## Problem to solve
Among the lines below, list those containing the string "ordinarias".

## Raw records
##############################

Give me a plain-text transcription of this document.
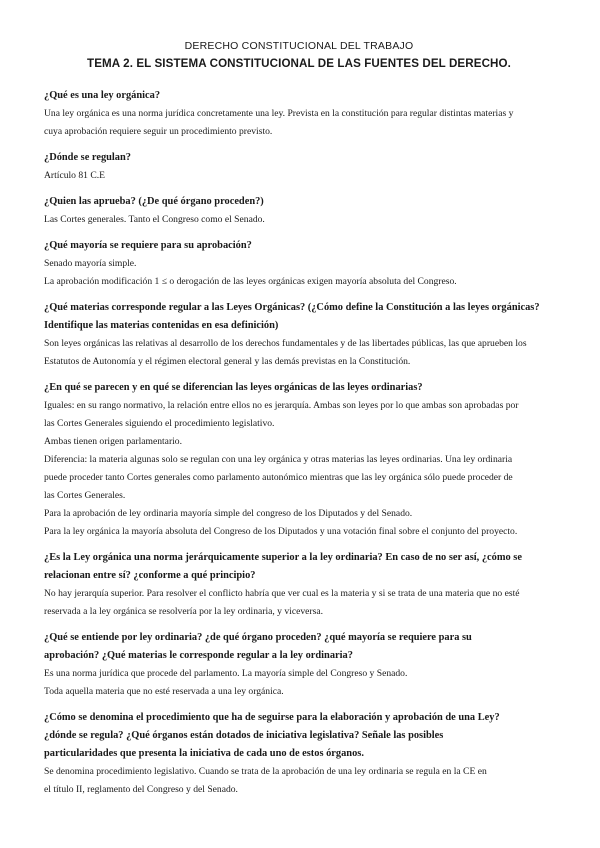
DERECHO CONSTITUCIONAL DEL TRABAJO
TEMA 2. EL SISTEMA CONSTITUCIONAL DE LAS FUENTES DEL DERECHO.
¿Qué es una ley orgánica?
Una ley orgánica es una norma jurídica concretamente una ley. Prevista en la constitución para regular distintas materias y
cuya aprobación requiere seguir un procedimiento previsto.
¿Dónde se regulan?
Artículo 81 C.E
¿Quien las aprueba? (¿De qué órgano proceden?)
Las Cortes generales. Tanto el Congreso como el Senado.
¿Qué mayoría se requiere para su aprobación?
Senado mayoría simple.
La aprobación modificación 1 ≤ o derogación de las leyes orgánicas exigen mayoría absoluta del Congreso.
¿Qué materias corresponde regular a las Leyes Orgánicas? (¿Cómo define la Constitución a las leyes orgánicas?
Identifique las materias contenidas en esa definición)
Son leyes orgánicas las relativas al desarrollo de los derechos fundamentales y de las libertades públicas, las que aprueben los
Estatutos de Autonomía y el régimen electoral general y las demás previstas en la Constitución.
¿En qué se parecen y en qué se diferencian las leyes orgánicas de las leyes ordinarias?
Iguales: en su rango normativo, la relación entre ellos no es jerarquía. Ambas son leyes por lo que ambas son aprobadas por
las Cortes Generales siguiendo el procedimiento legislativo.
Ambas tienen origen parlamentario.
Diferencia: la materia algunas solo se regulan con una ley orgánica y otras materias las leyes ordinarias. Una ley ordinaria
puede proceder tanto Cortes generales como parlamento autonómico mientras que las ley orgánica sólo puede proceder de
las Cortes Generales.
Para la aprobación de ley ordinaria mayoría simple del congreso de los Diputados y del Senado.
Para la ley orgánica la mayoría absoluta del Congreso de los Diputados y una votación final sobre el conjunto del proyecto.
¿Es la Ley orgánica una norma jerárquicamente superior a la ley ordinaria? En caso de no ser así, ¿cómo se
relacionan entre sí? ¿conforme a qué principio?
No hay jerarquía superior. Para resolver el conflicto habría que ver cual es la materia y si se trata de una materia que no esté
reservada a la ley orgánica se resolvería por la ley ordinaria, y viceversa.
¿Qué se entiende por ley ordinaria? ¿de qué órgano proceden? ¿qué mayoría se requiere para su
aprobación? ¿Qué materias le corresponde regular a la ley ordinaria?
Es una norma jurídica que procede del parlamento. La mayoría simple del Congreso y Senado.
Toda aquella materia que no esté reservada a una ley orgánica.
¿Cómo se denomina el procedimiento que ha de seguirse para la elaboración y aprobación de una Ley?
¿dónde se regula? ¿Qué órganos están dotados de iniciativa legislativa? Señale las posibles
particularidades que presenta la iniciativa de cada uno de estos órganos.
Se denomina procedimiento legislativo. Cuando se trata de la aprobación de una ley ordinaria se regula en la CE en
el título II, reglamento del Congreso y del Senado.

##############################

## Response
¿En qué se parecen y en qué se diferencian las leyes orgánicas de las leyes ordinarias?
Diferencia: la materia algunas solo se regulan con una ley orgánica y otras materias las leyes ordinarias. Una ley ordinaria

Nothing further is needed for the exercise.